### Written exercise
Gather up every line from the entries below that uses the word "Đăng".
☆ ☆ ☆ ☆ ☆ ☆ ☆
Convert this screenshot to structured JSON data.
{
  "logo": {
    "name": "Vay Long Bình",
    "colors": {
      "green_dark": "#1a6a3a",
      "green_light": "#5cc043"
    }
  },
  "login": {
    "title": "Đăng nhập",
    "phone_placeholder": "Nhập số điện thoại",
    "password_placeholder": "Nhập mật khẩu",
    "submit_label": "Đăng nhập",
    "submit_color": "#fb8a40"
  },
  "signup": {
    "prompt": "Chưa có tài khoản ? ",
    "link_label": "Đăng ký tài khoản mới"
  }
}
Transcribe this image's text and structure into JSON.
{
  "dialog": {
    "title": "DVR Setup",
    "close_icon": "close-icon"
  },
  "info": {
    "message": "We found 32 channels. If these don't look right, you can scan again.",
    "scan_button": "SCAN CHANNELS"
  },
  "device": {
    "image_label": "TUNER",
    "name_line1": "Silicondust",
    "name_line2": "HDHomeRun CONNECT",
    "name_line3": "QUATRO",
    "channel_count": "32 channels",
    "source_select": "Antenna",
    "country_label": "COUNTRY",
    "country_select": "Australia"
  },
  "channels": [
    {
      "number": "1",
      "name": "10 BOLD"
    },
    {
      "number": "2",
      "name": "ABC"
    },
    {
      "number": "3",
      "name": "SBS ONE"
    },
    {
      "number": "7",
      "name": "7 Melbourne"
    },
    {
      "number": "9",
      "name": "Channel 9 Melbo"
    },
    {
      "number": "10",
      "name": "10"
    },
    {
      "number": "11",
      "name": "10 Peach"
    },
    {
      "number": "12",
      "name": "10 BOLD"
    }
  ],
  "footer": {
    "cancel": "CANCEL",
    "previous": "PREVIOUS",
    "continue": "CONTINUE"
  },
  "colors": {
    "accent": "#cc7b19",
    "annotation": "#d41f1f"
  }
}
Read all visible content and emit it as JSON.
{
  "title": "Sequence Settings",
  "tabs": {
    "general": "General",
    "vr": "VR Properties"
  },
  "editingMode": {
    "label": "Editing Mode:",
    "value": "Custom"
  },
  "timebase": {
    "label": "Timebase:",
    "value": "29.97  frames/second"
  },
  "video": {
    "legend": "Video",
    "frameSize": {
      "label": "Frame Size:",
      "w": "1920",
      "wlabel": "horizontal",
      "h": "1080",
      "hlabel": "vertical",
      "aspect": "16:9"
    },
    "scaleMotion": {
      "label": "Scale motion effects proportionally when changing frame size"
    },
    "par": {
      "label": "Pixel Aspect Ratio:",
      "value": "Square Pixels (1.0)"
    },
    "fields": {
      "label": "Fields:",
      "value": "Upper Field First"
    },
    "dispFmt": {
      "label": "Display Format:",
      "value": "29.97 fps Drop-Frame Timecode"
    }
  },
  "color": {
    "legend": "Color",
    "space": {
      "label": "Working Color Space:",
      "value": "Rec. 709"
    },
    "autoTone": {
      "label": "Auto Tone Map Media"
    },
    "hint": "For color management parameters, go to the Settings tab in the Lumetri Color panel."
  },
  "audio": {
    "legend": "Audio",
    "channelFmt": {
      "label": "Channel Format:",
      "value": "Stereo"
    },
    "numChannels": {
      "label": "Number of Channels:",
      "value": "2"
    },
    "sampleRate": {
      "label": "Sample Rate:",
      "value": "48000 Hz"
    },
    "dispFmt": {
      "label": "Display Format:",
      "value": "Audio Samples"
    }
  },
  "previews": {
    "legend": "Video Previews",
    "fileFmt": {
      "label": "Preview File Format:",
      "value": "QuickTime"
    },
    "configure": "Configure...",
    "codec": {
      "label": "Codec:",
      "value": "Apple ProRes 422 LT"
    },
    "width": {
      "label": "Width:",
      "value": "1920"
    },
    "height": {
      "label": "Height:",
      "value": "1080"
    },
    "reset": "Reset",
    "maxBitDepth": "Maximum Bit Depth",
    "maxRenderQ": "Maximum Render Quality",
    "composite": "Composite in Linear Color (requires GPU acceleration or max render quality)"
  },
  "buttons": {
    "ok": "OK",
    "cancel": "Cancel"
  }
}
☆ ☆ ☆ ☆ ☆ ☆ ☆
### Exercise solution
    "title": "Đăng nhập",
    "submit_label": "Đăng nhập",
    "link_label": "Đăng ký tài khoản mới"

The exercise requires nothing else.